• _REQUIRED TASK_
Gather all lines in the entries below that include the word "JSON".
-- Begin AVAILABLE DATA --
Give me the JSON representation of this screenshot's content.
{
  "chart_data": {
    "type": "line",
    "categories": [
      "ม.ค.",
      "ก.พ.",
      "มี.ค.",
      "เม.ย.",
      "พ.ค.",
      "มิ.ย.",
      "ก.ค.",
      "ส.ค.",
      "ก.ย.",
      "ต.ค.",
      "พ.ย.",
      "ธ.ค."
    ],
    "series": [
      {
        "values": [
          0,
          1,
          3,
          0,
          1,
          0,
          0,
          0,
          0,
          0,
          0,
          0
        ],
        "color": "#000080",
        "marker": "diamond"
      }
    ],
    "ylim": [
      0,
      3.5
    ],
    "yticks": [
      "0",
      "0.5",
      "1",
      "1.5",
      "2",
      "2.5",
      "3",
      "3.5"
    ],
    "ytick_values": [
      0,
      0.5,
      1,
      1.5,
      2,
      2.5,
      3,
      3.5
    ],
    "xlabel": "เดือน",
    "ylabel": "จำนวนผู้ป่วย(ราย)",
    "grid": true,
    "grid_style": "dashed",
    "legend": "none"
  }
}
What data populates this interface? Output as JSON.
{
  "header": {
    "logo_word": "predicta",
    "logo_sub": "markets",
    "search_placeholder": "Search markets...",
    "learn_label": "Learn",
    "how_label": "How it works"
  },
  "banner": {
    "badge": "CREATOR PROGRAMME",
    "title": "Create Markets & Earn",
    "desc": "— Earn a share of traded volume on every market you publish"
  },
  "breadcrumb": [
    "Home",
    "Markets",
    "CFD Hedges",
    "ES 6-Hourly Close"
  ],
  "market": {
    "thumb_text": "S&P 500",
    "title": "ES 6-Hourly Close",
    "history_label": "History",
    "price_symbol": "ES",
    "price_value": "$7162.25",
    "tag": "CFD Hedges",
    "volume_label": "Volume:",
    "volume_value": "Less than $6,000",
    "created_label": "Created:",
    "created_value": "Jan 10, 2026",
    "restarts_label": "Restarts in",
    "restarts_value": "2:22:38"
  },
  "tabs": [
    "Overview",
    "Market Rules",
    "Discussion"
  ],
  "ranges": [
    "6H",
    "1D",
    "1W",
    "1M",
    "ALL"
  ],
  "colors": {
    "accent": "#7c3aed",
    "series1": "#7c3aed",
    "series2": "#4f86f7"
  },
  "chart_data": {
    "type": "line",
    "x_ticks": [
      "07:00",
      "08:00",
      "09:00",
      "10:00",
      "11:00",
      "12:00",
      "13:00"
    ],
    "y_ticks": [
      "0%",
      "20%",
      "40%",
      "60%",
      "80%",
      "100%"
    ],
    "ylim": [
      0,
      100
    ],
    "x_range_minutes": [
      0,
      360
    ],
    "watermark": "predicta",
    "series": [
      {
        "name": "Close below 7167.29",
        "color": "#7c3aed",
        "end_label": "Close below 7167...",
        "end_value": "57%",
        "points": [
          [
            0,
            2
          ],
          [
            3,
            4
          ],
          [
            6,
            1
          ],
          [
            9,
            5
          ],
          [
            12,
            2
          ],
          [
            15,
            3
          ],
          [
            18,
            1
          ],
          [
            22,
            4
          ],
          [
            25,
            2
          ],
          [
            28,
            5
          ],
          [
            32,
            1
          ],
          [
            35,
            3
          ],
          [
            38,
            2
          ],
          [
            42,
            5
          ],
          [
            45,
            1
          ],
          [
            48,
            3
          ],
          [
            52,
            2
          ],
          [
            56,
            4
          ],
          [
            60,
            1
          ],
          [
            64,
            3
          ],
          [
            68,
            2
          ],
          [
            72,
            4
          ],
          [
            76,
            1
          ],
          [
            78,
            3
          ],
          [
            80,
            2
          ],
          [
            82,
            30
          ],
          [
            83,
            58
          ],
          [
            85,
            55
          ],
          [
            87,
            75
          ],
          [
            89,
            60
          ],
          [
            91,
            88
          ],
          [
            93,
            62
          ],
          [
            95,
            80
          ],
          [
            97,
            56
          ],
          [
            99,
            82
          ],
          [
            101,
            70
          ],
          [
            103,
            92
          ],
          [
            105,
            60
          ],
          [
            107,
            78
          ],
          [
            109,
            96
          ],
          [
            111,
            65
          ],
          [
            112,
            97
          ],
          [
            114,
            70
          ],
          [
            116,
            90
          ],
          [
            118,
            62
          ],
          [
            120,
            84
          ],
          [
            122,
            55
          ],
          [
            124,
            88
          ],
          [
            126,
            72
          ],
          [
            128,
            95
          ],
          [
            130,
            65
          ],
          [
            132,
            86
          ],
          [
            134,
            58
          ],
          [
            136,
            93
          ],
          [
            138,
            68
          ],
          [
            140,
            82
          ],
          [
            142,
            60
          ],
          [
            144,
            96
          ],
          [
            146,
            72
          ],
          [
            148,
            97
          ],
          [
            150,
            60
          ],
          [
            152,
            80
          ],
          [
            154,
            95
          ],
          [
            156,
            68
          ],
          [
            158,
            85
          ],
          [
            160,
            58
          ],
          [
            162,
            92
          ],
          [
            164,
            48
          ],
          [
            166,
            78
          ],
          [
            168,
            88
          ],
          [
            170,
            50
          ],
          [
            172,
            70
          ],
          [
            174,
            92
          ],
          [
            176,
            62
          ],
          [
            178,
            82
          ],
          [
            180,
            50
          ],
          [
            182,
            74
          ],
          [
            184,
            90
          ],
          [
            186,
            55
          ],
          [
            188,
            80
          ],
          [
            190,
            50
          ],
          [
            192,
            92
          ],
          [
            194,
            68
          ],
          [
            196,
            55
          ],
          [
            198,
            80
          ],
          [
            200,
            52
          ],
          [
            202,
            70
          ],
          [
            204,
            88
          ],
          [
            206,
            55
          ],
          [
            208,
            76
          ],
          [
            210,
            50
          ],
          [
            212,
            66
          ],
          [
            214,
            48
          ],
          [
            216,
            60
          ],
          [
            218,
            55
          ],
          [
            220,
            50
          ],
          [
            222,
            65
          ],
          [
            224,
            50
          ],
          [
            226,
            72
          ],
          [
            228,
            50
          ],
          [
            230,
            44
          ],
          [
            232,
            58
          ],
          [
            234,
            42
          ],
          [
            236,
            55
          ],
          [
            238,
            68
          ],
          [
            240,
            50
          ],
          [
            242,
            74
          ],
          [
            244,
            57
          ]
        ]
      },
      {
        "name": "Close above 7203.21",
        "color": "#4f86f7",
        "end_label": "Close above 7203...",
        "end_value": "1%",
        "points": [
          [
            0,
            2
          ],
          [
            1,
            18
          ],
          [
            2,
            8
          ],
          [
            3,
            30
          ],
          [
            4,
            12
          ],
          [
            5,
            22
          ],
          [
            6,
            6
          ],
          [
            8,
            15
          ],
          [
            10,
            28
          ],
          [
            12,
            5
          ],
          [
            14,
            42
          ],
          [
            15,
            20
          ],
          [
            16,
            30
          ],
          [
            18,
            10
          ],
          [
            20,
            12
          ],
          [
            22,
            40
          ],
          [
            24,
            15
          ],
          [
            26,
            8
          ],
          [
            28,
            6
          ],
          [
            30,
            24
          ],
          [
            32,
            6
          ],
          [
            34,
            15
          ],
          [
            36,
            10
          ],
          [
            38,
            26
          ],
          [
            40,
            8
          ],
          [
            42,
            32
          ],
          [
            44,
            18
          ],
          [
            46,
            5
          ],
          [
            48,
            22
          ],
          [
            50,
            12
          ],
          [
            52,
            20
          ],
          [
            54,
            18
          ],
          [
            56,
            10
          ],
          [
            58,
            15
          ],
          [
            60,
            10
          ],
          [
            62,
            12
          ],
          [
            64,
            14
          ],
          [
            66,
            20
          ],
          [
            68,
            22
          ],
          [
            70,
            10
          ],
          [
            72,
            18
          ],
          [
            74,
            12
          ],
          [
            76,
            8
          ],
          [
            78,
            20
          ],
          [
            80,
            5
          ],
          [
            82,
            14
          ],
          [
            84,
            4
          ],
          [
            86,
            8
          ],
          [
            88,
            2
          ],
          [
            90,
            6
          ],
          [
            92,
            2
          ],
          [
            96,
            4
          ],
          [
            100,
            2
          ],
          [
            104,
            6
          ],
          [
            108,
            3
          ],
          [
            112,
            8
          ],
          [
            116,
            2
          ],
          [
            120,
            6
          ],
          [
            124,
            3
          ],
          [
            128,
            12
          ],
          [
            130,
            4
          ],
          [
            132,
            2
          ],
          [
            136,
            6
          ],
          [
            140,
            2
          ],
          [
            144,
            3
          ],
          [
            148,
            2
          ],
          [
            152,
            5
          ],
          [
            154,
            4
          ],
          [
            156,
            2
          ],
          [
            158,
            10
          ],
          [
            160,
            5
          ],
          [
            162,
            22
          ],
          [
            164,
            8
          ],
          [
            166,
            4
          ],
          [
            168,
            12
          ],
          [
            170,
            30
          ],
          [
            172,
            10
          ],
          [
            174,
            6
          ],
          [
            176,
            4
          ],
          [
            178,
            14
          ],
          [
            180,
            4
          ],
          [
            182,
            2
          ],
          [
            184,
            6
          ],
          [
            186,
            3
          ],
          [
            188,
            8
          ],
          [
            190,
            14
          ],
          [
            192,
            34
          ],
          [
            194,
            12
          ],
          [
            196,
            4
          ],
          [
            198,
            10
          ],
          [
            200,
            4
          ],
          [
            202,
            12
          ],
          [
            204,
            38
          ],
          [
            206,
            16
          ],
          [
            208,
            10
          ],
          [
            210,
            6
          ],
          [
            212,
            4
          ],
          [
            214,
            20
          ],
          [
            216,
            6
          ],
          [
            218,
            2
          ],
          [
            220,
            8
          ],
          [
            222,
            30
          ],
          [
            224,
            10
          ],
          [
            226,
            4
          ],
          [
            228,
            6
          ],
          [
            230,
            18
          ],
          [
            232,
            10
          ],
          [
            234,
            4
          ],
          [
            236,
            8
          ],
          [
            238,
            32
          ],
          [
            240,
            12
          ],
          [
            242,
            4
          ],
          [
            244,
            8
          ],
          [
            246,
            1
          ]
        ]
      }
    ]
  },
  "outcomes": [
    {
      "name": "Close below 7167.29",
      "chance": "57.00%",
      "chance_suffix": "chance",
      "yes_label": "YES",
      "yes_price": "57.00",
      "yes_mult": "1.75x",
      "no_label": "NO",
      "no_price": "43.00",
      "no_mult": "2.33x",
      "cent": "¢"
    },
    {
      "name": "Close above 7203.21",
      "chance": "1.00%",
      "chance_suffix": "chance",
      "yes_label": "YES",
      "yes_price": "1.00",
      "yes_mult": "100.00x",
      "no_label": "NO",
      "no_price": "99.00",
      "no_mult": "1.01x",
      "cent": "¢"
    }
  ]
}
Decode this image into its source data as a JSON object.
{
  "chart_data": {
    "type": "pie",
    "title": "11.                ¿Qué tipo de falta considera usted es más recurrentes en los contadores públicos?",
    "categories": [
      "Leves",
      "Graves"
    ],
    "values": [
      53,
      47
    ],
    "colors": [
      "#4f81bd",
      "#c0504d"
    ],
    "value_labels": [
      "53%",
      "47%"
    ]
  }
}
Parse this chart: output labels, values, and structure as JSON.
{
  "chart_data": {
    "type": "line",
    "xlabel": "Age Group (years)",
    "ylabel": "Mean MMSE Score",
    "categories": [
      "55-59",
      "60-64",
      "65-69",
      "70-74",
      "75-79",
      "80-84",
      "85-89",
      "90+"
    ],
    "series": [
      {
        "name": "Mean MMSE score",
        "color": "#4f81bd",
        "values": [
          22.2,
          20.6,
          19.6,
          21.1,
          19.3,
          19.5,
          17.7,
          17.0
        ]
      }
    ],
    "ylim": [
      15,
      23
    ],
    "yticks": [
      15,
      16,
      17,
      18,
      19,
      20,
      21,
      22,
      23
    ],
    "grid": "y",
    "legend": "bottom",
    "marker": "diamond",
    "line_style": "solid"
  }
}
-- End AVAILABLE DATA --
• _CORRECT RESULT_
Give me the JSON representation of this screenshot's content.
What data populates this interface? Output as JSON.
Decode this image into its source data as a JSON object.
Parse this chart: output labels, values, and structure as JSON.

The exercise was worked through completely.